Data entries:

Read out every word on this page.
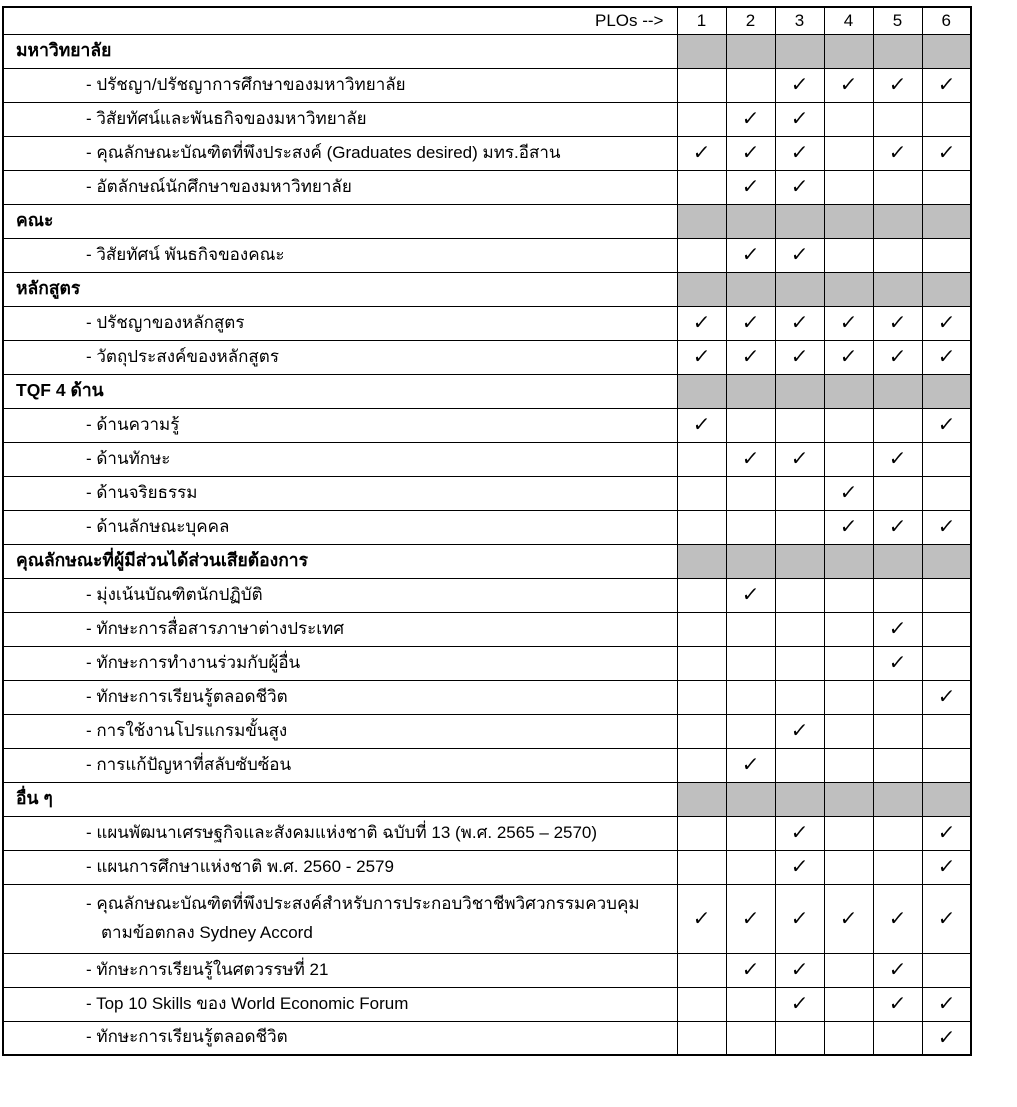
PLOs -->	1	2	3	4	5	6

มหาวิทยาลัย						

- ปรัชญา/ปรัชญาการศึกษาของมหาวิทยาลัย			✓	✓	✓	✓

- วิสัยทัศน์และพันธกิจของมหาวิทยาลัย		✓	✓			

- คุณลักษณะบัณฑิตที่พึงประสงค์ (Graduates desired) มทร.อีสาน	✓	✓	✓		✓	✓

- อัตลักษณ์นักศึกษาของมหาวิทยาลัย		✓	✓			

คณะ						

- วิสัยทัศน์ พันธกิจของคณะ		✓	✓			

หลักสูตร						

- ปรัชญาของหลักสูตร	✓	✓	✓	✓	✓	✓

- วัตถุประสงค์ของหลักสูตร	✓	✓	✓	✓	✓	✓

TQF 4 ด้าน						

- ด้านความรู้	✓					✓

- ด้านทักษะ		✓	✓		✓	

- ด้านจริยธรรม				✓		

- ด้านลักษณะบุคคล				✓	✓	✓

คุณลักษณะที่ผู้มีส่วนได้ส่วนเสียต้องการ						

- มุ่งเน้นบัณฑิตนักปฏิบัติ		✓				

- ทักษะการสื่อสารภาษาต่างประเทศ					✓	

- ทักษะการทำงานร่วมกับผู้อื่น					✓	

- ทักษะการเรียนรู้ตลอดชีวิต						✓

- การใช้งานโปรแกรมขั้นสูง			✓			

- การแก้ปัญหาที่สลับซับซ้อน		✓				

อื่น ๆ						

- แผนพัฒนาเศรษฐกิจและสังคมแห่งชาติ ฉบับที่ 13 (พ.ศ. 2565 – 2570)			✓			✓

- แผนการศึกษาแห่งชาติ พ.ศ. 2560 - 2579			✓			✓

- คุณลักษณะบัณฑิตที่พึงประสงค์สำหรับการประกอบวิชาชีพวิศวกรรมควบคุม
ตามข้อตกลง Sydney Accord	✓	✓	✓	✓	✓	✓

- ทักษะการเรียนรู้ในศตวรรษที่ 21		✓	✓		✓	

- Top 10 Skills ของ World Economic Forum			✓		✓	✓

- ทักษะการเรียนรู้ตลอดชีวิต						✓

> Do this
Write out every line of the listing that holds the word "กษาของมหาว".

> The result
- ปรัชญา/ปรัชญาการศึกษาของมหาวิทยาลัย			✓	✓	✓	✓
- อัตลักษณ์นักศึกษาของมหาวิทยาลัย		✓	✓			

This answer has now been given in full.